§ Input rows:
○ ○ ○

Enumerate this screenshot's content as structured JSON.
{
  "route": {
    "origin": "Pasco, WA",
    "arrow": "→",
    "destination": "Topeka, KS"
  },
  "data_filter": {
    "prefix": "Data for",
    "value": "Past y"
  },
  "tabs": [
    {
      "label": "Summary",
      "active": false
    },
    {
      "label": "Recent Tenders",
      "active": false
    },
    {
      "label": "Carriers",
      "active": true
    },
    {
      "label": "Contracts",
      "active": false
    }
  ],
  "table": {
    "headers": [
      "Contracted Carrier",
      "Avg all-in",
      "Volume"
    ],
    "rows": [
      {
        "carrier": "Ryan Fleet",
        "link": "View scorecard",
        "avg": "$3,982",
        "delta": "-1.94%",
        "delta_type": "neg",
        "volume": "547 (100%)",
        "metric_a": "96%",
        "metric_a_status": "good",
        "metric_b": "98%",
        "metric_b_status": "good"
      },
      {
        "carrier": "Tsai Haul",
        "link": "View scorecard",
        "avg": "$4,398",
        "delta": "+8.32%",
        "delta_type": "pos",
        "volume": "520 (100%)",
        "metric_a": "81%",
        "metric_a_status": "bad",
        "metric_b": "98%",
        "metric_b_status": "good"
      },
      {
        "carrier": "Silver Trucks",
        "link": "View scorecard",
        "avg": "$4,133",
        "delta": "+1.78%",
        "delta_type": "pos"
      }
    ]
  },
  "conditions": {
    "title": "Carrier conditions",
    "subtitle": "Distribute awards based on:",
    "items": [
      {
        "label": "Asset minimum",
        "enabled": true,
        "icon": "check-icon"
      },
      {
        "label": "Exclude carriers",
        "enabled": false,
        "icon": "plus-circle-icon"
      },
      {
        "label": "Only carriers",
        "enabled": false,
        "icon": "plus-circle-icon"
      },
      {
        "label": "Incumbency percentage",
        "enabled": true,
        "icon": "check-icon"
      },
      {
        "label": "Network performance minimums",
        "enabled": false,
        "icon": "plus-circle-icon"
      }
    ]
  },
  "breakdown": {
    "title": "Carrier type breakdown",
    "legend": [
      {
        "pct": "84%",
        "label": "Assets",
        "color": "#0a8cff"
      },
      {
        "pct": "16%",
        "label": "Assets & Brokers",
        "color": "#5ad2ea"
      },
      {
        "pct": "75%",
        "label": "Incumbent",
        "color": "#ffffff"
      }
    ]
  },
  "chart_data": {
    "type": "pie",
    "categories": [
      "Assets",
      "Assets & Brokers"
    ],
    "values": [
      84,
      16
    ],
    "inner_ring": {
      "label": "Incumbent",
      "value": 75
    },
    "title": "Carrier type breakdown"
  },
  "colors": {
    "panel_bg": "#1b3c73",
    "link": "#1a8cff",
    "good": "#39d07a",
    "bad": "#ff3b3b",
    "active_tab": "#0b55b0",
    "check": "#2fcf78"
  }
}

○ ○ ○

§ Exercise requirements: Check each line above for the word "Brokers" and copy the ones that have it.

§ Result:
        "label": "Assets & Brokers",
      "Assets & Brokers"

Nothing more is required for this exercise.